### Your instructions
Faithfully return all lines, omitting every embedded picture.

++++ Provided entries

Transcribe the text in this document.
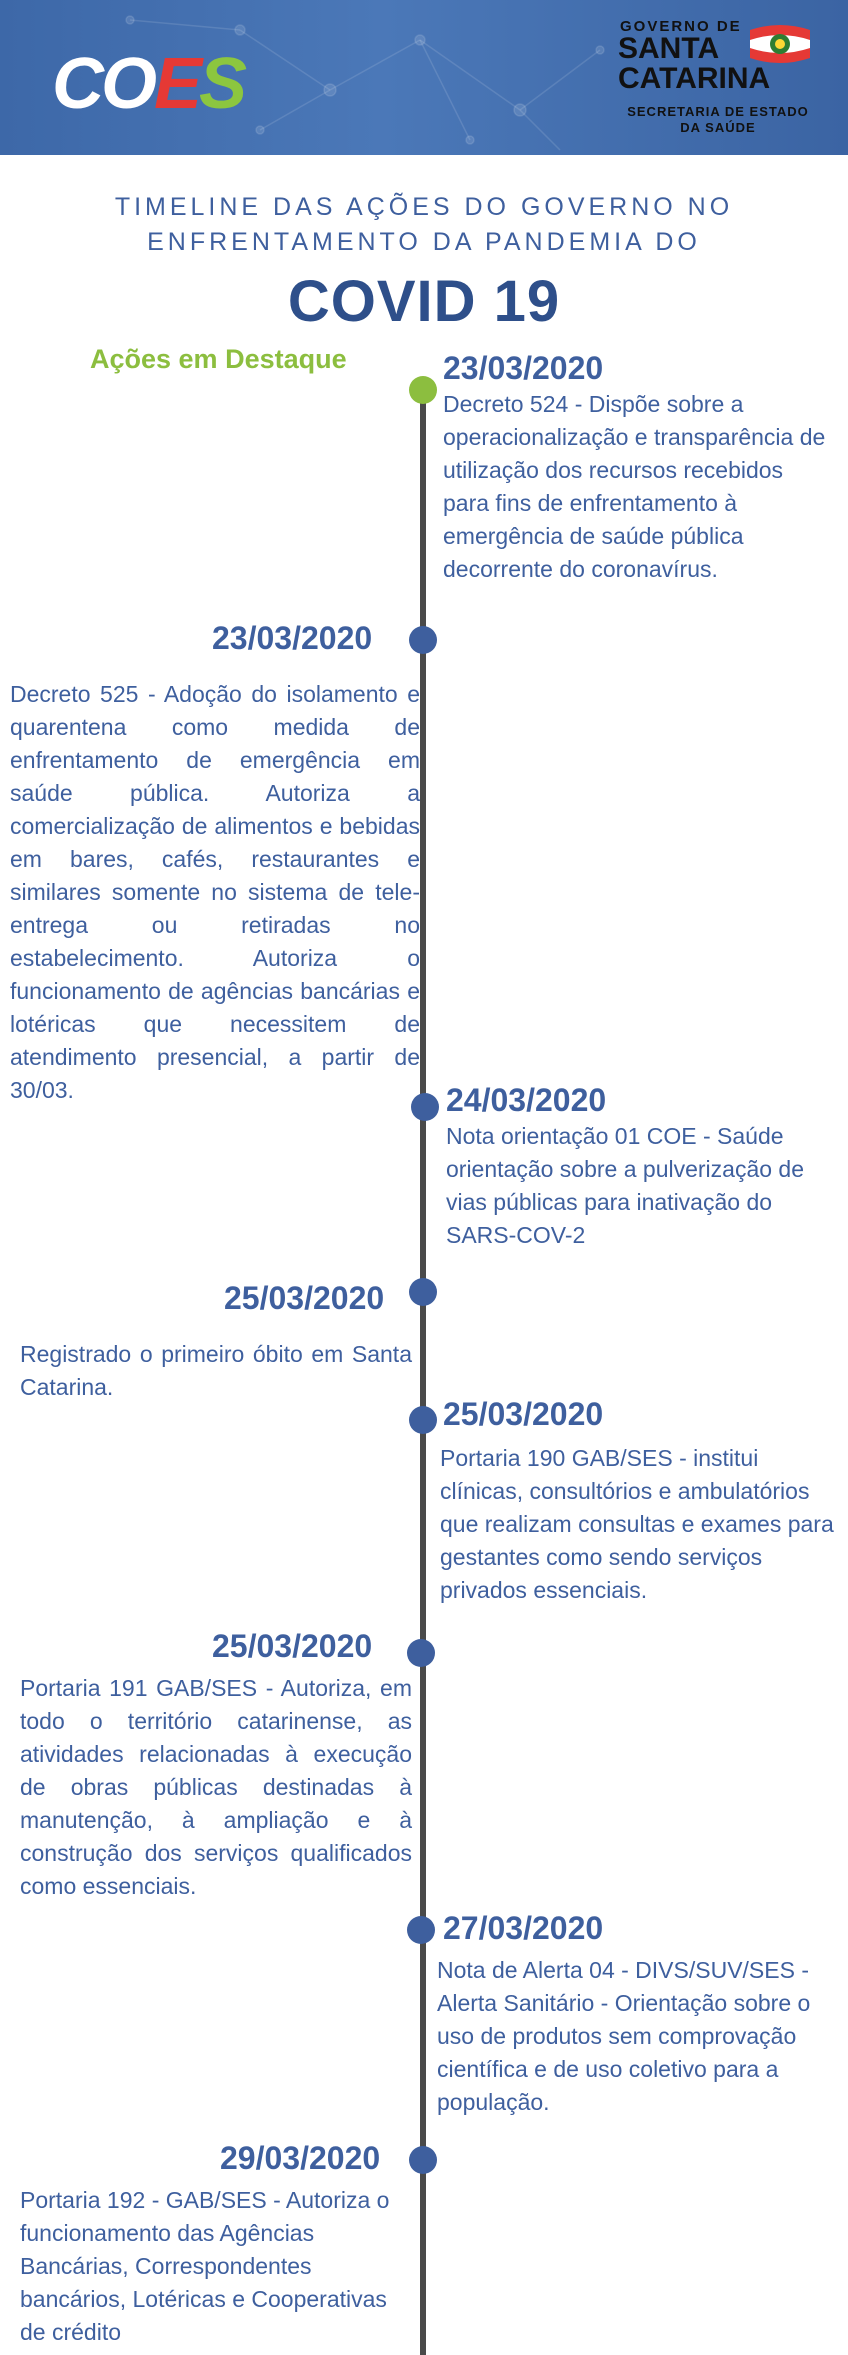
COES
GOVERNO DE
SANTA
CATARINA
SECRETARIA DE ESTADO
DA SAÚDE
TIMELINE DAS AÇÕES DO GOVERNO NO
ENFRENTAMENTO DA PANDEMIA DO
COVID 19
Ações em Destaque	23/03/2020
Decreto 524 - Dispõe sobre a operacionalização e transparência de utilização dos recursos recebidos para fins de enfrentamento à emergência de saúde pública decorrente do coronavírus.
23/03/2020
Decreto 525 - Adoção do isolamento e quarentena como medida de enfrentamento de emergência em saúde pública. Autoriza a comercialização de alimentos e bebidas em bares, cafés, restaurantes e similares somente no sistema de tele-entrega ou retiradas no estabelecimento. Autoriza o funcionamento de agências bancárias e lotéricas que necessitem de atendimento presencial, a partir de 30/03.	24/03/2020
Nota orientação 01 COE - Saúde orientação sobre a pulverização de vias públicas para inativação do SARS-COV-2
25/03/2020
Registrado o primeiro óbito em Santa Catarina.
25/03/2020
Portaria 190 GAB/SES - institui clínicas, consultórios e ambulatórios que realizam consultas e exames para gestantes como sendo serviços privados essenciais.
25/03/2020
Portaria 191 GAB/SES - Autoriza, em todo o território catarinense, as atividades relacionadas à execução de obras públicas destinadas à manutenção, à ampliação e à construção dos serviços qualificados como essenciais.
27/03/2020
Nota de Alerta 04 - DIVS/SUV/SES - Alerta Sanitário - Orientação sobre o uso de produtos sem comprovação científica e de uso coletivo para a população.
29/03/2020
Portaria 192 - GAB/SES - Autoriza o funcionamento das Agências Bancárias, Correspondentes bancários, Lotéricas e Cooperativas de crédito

++++++++

### Answer
Transcribe the text in this document.
COES
GOVERNO DE
SANTA
CATARINA
SECRETARIA DE ESTADO
DA SAÚDE
TIMELINE DAS AÇÕES DO GOVERNO NO
ENFRENTAMENTO DA PANDEMIA DO
COVID 19
Ações em Destaque	23/03/2020
Decreto 524 - Dispõe sobre a operacionalização e transparência de utilização dos recursos recebidos para fins de enfrentamento à emergência de saúde pública decorrente do coronavírus.
23/03/2020
Decreto 525 - Adoção do isolamento e quarentena como medida de enfrentamento de emergência em saúde pública. Autoriza a comercialização de alimentos e bebidas em bares, cafés, restaurantes e similares somente no sistema de tele-entrega ou retiradas no estabelecimento. Autoriza o funcionamento de agências bancárias e lotéricas que necessitem de atendimento presencial, a partir de 30/03.	24/03/2020
Nota orientação 01 COE - Saúde orientação sobre a pulverização de vias públicas para inativação do SARS-COV-2
25/03/2020
Registrado o primeiro óbito em Santa Catarina.
25/03/2020
Portaria 190 GAB/SES - institui clínicas, consultórios e ambulatórios que realizam consultas e exames para gestantes como sendo serviços privados essenciais.
25/03/2020
Portaria 191 GAB/SES - Autoriza, em todo o território catarinense, as atividades relacionadas à execução de obras públicas destinadas à manutenção, à ampliação e à construção dos serviços qualificados como essenciais.
27/03/2020
Nota de Alerta 04 - DIVS/SUV/SES - Alerta Sanitário - Orientação sobre o uso de produtos sem comprovação científica e de uso coletivo para a população.
29/03/2020
Portaria 192 - GAB/SES - Autoriza o funcionamento das Agências Bancárias, Correspondentes bancários, Lotéricas e Cooperativas de crédito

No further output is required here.